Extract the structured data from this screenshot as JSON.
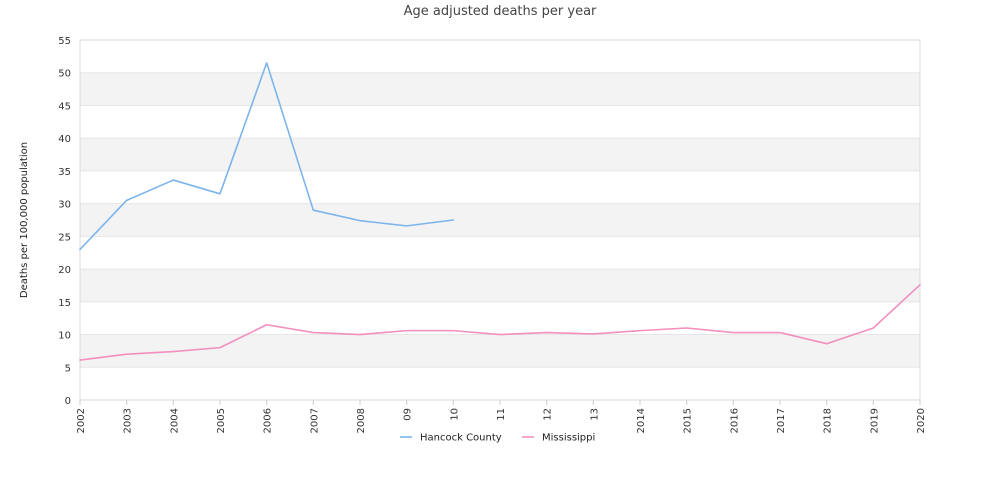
{
  "chart_data": {
    "type": "line",
    "title": "Age adjusted deaths per year",
    "xlabel": "",
    "ylabel": "Deaths per 100,000 population",
    "categories": [
      "2002",
      "2003",
      "2004",
      "2005",
      "2006",
      "2007",
      "2008",
      "09",
      "10",
      "11",
      "12",
      "13",
      "2014",
      "2015",
      "2016",
      "2017",
      "2018",
      "2019",
      "2020"
    ],
    "ylim": [
      0,
      55
    ],
    "yticks": [
      0,
      5,
      10,
      15,
      20,
      25,
      30,
      35,
      40,
      45,
      50,
      55
    ],
    "grid": "horizontal alternating bands",
    "legend_position": "bottom",
    "series": [
      {
        "name": "Hancock County",
        "color": "#7cb5ec",
        "values": [
          23.0,
          30.5,
          33.6,
          31.5,
          51.5,
          29.0,
          27.4,
          26.6,
          27.5,
          null,
          null,
          null,
          null,
          null,
          null,
          null,
          null,
          null,
          null
        ]
      },
      {
        "name": "Mississippi",
        "color": "#f28fbe",
        "values": [
          6.1,
          7.0,
          7.4,
          8.0,
          11.5,
          10.3,
          10.0,
          10.6,
          10.6,
          10.0,
          10.3,
          10.1,
          10.6,
          11.0,
          10.3,
          10.3,
          8.6,
          11.0,
          17.6
        ]
      }
    ]
  }
}
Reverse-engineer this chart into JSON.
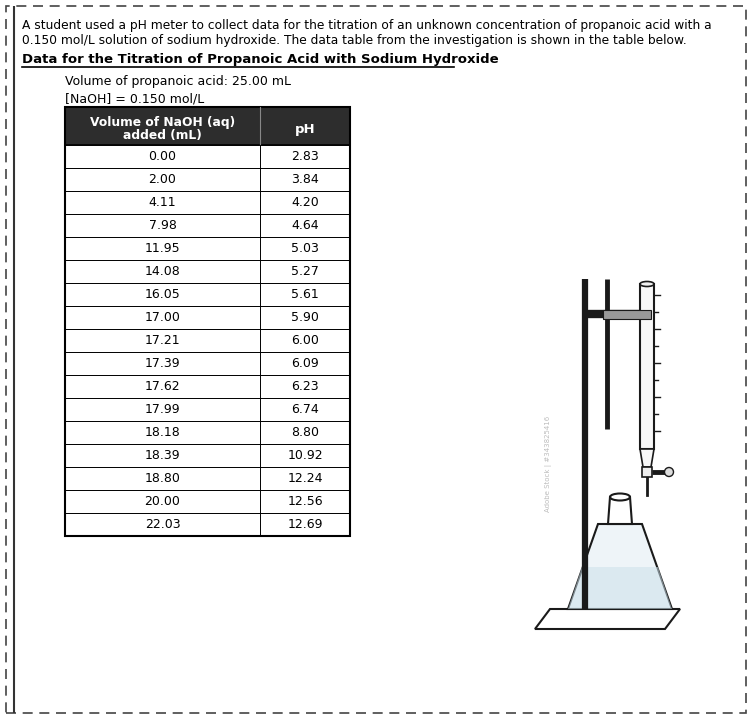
{
  "intro_line1": "A student used a pH meter to collect data for the titration of an unknown concentration of propanoic acid with a",
  "intro_line2": "0.150 mol/L solution of sodium hydroxide. The data table from the investigation is shown in the table below.",
  "title": "Data for the Titration of Propanoic Acid with Sodium Hydroxide",
  "subtitle1": "Volume of propanoic acid: 25.00 mL",
  "subtitle2": "[NaOH] = 0.150 mol/L",
  "col1_header_line1": "Volume of NaOH (aq)",
  "col1_header_line2": "added (mL)",
  "col2_header": "pH",
  "volumes": [
    "0.00",
    "2.00",
    "4.11",
    "7.98",
    "11.95",
    "14.08",
    "16.05",
    "17.00",
    "17.21",
    "17.39",
    "17.62",
    "17.99",
    "18.18",
    "18.39",
    "18.80",
    "20.00",
    "22.03"
  ],
  "phs": [
    "2.83",
    "3.84",
    "4.20",
    "4.64",
    "5.03",
    "5.27",
    "5.61",
    "5.90",
    "6.00",
    "6.09",
    "6.23",
    "6.74",
    "8.80",
    "10.92",
    "12.24",
    "12.56",
    "12.69"
  ],
  "header_bg": "#2d2d2d",
  "header_text_color": "#ffffff",
  "row_bg": "#ffffff",
  "border_color": "#000000",
  "bg_color": "#ffffff",
  "dashed_border_color": "#555555",
  "adobe_text": "Adobe Stock | #343825416"
}
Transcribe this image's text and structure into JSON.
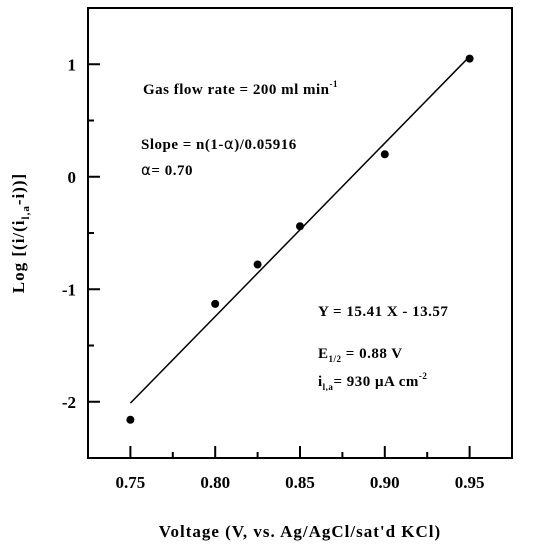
{
  "chart_data": {
    "type": "scatter",
    "xlabel": "Voltage (V, vs. Ag/AgCl/sat'd KCl)",
    "ylabel_parts": {
      "pre": "Log [(i/(i",
      "sub": "l,a",
      "post": "-i))]"
    },
    "xlim": [
      0.725,
      0.975
    ],
    "ylim": [
      -2.5,
      1.5
    ],
    "x_ticks": [
      0.75,
      0.8,
      0.85,
      0.9,
      0.95
    ],
    "x_tick_labels": [
      "0.75",
      "0.80",
      "0.85",
      "0.90",
      "0.95"
    ],
    "x_minor_ticks": [
      0.775,
      0.825,
      0.875,
      0.925
    ],
    "y_ticks": [
      -2,
      -1,
      0,
      1
    ],
    "y_tick_labels": [
      "-2",
      "-1",
      "0",
      "1"
    ],
    "y_minor_ticks": [
      -1.5,
      -0.5,
      0.5
    ],
    "points": [
      {
        "x": 0.75,
        "y": -2.16
      },
      {
        "x": 0.8,
        "y": -1.13
      },
      {
        "x": 0.825,
        "y": -0.78
      },
      {
        "x": 0.85,
        "y": -0.44
      },
      {
        "x": 0.9,
        "y": 0.2
      },
      {
        "x": 0.95,
        "y": 1.05
      }
    ],
    "fit": {
      "slope": 15.41,
      "intercept": -13.57,
      "x_range": [
        0.75,
        0.95
      ]
    },
    "annotations": {
      "gas_flow": {
        "main": "Gas flow rate = 200 ml min",
        "sup": "-1"
      },
      "slope": {
        "pre": "Slope = n(1-",
        "sym": "α",
        "post": ")/0.05916"
      },
      "alpha": {
        "sym": "α",
        "post": "= 0.70"
      },
      "equation": "Y = 15.41 X - 13.57",
      "e_half": {
        "main": "E",
        "sub": "1/2",
        "post": " = 0.88 V"
      },
      "i_la": {
        "main": "i",
        "sub": "l,a",
        "post": "= 930 μA cm",
        "sup": "-2"
      }
    }
  }
}
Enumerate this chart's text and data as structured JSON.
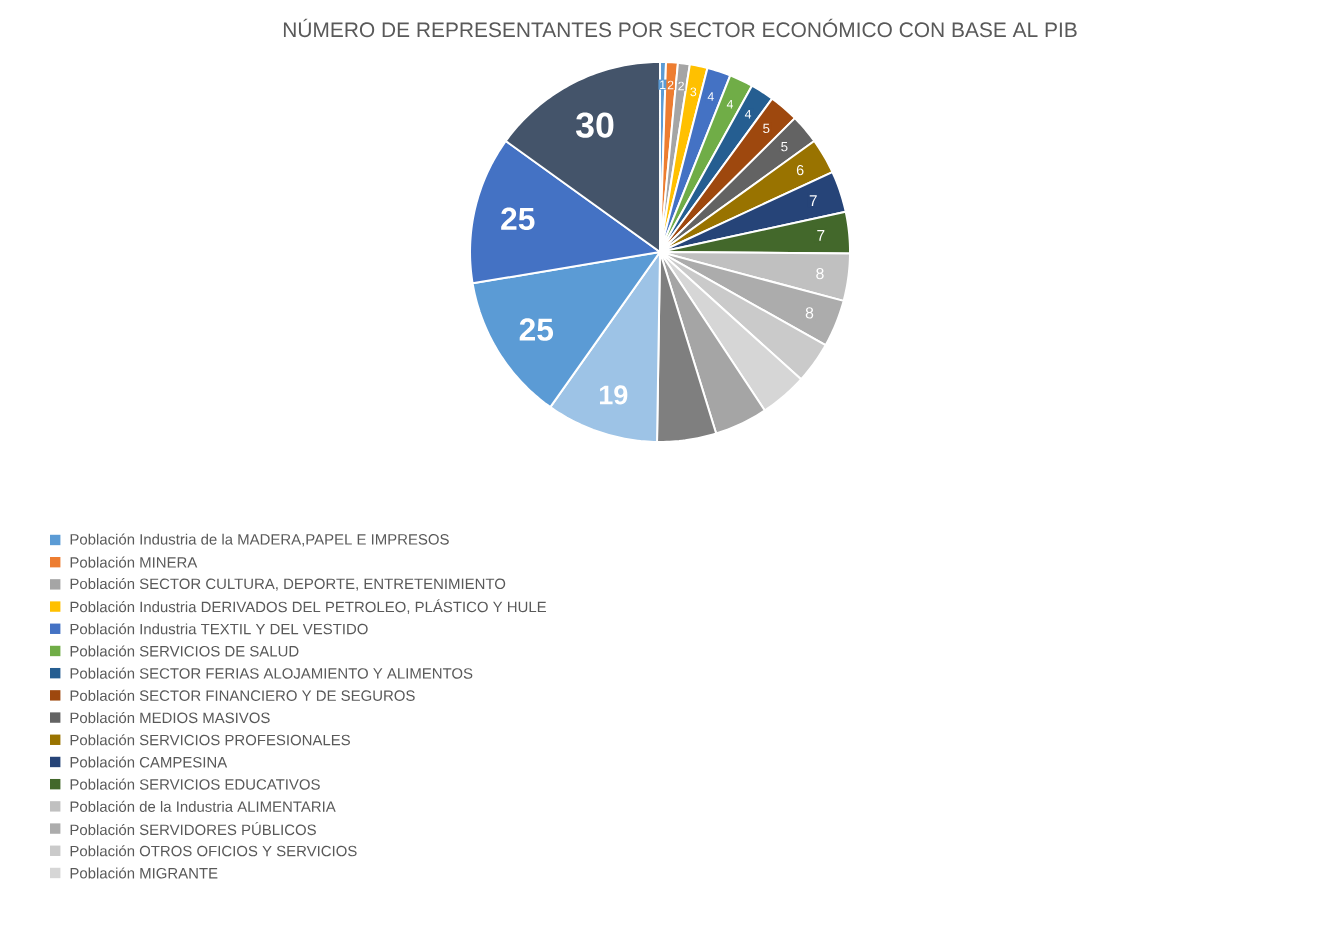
• • • • •
= Problem to solve =
Copy all the lines above that hold the string "xlabel".

= Solution to the problem =
    "xlabel": "",
    "xlabel": "Voltage (V, vs. Ag/AgCl/sat'd KCl)",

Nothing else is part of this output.